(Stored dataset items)
>> start

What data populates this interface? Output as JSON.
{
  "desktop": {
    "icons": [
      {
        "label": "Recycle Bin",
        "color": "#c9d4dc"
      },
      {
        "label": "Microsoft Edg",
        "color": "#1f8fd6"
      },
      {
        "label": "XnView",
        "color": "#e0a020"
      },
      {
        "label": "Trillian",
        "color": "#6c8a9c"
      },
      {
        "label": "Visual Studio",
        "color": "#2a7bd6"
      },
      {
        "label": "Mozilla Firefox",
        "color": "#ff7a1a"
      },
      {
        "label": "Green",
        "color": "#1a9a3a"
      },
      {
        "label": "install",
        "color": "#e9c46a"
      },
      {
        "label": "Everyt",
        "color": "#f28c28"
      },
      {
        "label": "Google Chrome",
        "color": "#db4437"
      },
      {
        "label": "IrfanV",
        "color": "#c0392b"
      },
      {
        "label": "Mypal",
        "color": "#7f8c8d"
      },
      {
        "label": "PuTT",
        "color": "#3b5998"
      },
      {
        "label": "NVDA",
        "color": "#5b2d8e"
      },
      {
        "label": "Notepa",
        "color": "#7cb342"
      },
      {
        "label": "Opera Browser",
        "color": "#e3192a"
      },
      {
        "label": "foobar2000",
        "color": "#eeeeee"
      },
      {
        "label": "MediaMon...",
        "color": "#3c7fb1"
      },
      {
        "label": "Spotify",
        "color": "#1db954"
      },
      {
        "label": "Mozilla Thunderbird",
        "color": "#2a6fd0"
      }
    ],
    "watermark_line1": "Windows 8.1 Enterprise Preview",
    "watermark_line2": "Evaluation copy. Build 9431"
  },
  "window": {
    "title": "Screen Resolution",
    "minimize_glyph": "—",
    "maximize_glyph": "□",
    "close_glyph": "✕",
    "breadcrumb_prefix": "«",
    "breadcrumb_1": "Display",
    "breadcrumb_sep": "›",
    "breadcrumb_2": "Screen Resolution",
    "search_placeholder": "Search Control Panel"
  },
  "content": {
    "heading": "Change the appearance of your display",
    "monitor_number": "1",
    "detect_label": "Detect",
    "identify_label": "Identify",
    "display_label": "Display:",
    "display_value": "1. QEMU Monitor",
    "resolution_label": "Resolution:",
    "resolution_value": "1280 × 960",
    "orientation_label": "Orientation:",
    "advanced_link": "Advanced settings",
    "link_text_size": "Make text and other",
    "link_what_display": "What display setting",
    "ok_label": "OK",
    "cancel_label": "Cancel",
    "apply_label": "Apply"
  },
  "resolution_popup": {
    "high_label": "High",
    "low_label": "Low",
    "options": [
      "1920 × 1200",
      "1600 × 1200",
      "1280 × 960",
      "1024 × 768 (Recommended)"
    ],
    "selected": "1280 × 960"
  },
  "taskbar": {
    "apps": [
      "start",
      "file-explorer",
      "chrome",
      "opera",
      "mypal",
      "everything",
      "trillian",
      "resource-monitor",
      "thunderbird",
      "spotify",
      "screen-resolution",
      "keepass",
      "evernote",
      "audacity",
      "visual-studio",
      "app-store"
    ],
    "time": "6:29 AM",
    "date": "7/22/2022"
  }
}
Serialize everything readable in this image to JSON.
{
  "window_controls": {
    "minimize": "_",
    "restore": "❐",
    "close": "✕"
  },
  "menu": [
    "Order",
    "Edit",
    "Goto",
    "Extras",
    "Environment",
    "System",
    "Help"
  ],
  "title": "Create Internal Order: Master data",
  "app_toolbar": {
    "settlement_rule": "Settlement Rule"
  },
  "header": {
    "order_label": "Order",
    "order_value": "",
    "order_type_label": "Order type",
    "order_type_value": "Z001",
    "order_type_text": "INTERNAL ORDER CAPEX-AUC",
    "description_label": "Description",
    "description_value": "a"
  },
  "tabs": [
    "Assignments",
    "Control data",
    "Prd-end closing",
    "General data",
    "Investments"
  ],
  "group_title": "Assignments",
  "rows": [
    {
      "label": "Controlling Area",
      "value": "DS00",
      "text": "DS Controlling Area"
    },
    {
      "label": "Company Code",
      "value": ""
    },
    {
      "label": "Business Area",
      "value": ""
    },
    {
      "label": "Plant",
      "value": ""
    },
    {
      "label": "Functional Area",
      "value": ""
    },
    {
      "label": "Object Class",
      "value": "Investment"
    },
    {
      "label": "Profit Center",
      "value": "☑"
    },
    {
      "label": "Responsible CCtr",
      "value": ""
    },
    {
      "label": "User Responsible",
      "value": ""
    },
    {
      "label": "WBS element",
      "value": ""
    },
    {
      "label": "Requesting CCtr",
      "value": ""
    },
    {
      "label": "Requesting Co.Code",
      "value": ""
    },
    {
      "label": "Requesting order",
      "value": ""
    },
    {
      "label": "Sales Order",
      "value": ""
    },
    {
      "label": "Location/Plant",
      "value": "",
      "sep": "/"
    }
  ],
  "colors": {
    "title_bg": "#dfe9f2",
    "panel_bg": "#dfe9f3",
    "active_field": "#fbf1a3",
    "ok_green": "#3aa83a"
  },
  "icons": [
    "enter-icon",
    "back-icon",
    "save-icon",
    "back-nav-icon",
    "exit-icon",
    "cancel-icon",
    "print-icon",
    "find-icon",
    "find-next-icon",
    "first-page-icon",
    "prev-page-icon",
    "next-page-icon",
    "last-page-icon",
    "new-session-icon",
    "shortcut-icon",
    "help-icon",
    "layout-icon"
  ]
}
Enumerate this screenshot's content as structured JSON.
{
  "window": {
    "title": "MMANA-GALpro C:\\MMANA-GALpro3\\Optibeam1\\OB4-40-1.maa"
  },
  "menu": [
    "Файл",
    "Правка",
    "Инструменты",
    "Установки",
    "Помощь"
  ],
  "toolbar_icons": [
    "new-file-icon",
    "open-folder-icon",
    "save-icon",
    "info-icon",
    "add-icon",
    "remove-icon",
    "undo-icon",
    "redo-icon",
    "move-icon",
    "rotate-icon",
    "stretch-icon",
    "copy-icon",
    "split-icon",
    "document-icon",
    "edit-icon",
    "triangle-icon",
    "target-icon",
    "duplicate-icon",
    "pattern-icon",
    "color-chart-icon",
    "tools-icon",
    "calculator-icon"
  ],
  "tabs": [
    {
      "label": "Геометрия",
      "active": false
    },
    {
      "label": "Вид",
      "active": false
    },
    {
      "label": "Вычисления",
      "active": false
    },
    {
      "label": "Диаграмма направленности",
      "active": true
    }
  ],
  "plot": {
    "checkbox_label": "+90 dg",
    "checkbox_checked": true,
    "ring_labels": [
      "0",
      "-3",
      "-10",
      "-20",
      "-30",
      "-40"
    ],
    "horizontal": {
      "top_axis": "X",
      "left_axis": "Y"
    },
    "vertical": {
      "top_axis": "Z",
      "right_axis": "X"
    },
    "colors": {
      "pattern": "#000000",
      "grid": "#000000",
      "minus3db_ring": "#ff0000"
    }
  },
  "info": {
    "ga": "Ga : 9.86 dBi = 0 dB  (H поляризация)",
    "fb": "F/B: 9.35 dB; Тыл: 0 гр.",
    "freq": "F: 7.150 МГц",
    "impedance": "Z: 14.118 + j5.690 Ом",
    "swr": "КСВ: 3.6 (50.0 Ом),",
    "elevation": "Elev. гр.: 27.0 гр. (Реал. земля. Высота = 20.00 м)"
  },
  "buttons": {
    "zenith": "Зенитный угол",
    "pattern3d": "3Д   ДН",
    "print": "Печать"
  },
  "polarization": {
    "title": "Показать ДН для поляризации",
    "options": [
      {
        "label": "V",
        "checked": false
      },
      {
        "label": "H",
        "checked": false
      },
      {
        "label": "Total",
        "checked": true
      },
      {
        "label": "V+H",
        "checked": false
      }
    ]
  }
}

>> end

* [GOAL]
Retype the whole listing above exactly.

* [RESULT FOR THIS EXERCISE]
What data populates this interface? Output as JSON.
{
  "desktop": {
    "icons": [
      {
        "label": "Recycle Bin",
        "color": "#c9d4dc"
      },
      {
        "label": "Microsoft Edg",
        "color": "#1f8fd6"
      },
      {
        "label": "XnView",
        "color": "#e0a020"
      },
      {
        "label": "Trillian",
        "color": "#6c8a9c"
      },
      {
        "label": "Visual Studio",
        "color": "#2a7bd6"
      },
      {
        "label": "Mozilla Firefox",
        "color": "#ff7a1a"
      },
      {
        "label": "Green",
        "color": "#1a9a3a"
      },
      {
        "label": "install",
        "color": "#e9c46a"
      },
      {
        "label": "Everyt",
        "color": "#f28c28"
      },
      {
        "label": "Google Chrome",
        "color": "#db4437"
      },
      {
        "label": "IrfanV",
        "color": "#c0392b"
      },
      {
        "label": "Mypal",
        "color": "#7f8c8d"
      },
      {
        "label": "PuTT",
        "color": "#3b5998"
      },
      {
        "label": "NVDA",
        "color": "#5b2d8e"
      },
      {
        "label": "Notepa",
        "color": "#7cb342"
      },
      {
        "label": "Opera Browser",
        "color": "#e3192a"
      },
      {
        "label": "foobar2000",
        "color": "#eeeeee"
      },
      {
        "label": "MediaMon...",
        "color": "#3c7fb1"
      },
      {
        "label": "Spotify",
        "color": "#1db954"
      },
      {
        "label": "Mozilla Thunderbird",
        "color": "#2a6fd0"
      }
    ],
    "watermark_line1": "Windows 8.1 Enterprise Preview",
    "watermark_line2": "Evaluation copy. Build 9431"
  },
  "window": {
    "title": "Screen Resolution",
    "minimize_glyph": "—",
    "maximize_glyph": "□",
    "close_glyph": "✕",
    "breadcrumb_prefix": "«",
    "breadcrumb_1": "Display",
    "breadcrumb_sep": "›",
    "breadcrumb_2": "Screen Resolution",
    "search_placeholder": "Search Control Panel"
  },
  "content": {
    "heading": "Change the appearance of your display",
    "monitor_number": "1",
    "detect_label": "Detect",
    "identify_label": "Identify",
    "display_label": "Display:",
    "display_value": "1. QEMU Monitor",
    "resolution_label": "Resolution:",
    "resolution_value": "1280 × 960",
    "orientation_label": "Orientation:",
    "advanced_link": "Advanced settings",
    "link_text_size": "Make text and other",
    "link_what_display": "What display setting",
    "ok_label": "OK",
    "cancel_label": "Cancel",
    "apply_label": "Apply"
  },
  "resolution_popup": {
    "high_label": "High",
    "low_label": "Low",
    "options": [
      "1920 × 1200",
      "1600 × 1200",
      "1280 × 960",
      "1024 × 768 (Recommended)"
    ],
    "selected": "1280 × 960"
  },
  "taskbar": {
    "apps": [
      "start",
      "file-explorer",
      "chrome",
      "opera",
      "mypal",
      "everything",
      "trillian",
      "resource-monitor",
      "thunderbird",
      "spotify",
      "screen-resolution",
      "keepass",
      "evernote",
      "audacity",
      "visual-studio",
      "app-store"
    ],
    "time": "6:29 AM",
    "date": "7/22/2022"
  }
}
Serialize everything readable in this image to JSON.
{
  "window_controls": {
    "minimize": "_",
    "restore": "❐",
    "close": "✕"
  },
  "menu": [
    "Order",
    "Edit",
    "Goto",
    "Extras",
    "Environment",
    "System",
    "Help"
  ],
  "title": "Create Internal Order: Master data",
  "app_toolbar": {
    "settlement_rule": "Settlement Rule"
  },
  "header": {
    "order_label": "Order",
    "order_value": "",
    "order_type_label": "Order type",
    "order_type_value": "Z001",
    "order_type_text": "INTERNAL ORDER CAPEX-AUC",
    "description_label": "Description",
    "description_value": "a"
  },
  "tabs": [
    "Assignments",
    "Control data",
    "Prd-end closing",
    "General data",
    "Investments"
  ],
  "group_title": "Assignments",
  "rows": [
    {
      "label": "Controlling Area",
      "value": "DS00",
      "text": "DS Controlling Area"
    },
    {
      "label": "Company Code",
      "value": ""
    },
    {
      "label": "Business Area",
      "value": ""
    },
    {
      "label": "Plant",
      "value": ""
    },
    {
      "label": "Functional Area",
      "value": ""
    },
    {
      "label": "Object Class",
      "value": "Investment"
    },
    {
      "label": "Profit Center",
      "value": "☑"
    },
    {
      "label": "Responsible CCtr",
      "value": ""
    },
    {
      "label": "User Responsible",
      "value": ""
    },
    {
      "label": "WBS element",
      "value": ""
    },
    {
      "label": "Requesting CCtr",
      "value": ""
    },
    {
      "label": "Requesting Co.Code",
      "value": ""
    },
    {
      "label": "Requesting order",
      "value": ""
    },
    {
      "label": "Sales Order",
      "value": ""
    },
    {
      "label": "Location/Plant",
      "value": "",
      "sep": "/"
    }
  ],
  "colors": {
    "title_bg": "#dfe9f2",
    "panel_bg": "#dfe9f3",
    "active_field": "#fbf1a3",
    "ok_green": "#3aa83a"
  },
  "icons": [
    "enter-icon",
    "back-icon",
    "save-icon",
    "back-nav-icon",
    "exit-icon",
    "cancel-icon",
    "print-icon",
    "find-icon",
    "find-next-icon",
    "first-page-icon",
    "prev-page-icon",
    "next-page-icon",
    "last-page-icon",
    "new-session-icon",
    "shortcut-icon",
    "help-icon",
    "layout-icon"
  ]
}
Enumerate this screenshot's content as structured JSON.
{
  "window": {
    "title": "MMANA-GALpro C:\\MMANA-GALpro3\\Optibeam1\\OB4-40-1.maa"
  },
  "menu": [
    "Файл",
    "Правка",
    "Инструменты",
    "Установки",
    "Помощь"
  ],
  "toolbar_icons": [
    "new-file-icon",
    "open-folder-icon",
    "save-icon",
    "info-icon",
    "add-icon",
    "remove-icon",
    "undo-icon",
    "redo-icon",
    "move-icon",
    "rotate-icon",
    "stretch-icon",
    "copy-icon",
    "split-icon",
    "document-icon",
    "edit-icon",
    "triangle-icon",
    "target-icon",
    "duplicate-icon",
    "pattern-icon",
    "color-chart-icon",
    "tools-icon",
    "calculator-icon"
  ],
  "tabs": [
    {
      "label": "Геометрия",
      "active": false
    },
    {
      "label": "Вид",
      "active": false
    },
    {
      "label": "Вычисления",
      "active": false
    },
    {
      "label": "Диаграмма направленности",
      "active": true
    }
  ],
  "plot": {
    "checkbox_label": "+90 dg",
    "checkbox_checked": true,
    "ring_labels": [
      "0",
      "-3",
      "-10",
      "-20",
      "-30",
      "-40"
    ],
    "horizontal": {
      "top_axis": "X",
      "left_axis": "Y"
    },
    "vertical": {
      "top_axis": "Z",
      "right_axis": "X"
    },
    "colors": {
      "pattern": "#000000",
      "grid": "#000000",
      "minus3db_ring": "#ff0000"
    }
  },
  "info": {
    "ga": "Ga : 9.86 dBi = 0 dB  (H поляризация)",
    "fb": "F/B: 9.35 dB; Тыл: 0 гр.",
    "freq": "F: 7.150 МГц",
    "impedance": "Z: 14.118 + j5.690 Ом",
    "swr": "КСВ: 3.6 (50.0 Ом),",
    "elevation": "Elev. гр.: 27.0 гр. (Реал. земля. Высота = 20.00 м)"
  },
  "buttons": {
    "zenith": "Зенитный угол",
    "pattern3d": "3Д   ДН",
    "print": "Печать"
  },
  "polarization": {
    "title": "Показать ДН для поляризации",
    "options": [
      {
        "label": "V",
        "checked": false
      },
      {
        "label": "H",
        "checked": false
      },
      {
        "label": "Total",
        "checked": true
      },
      {
        "label": "V+H",
        "checked": false
      }
    ]
  }
}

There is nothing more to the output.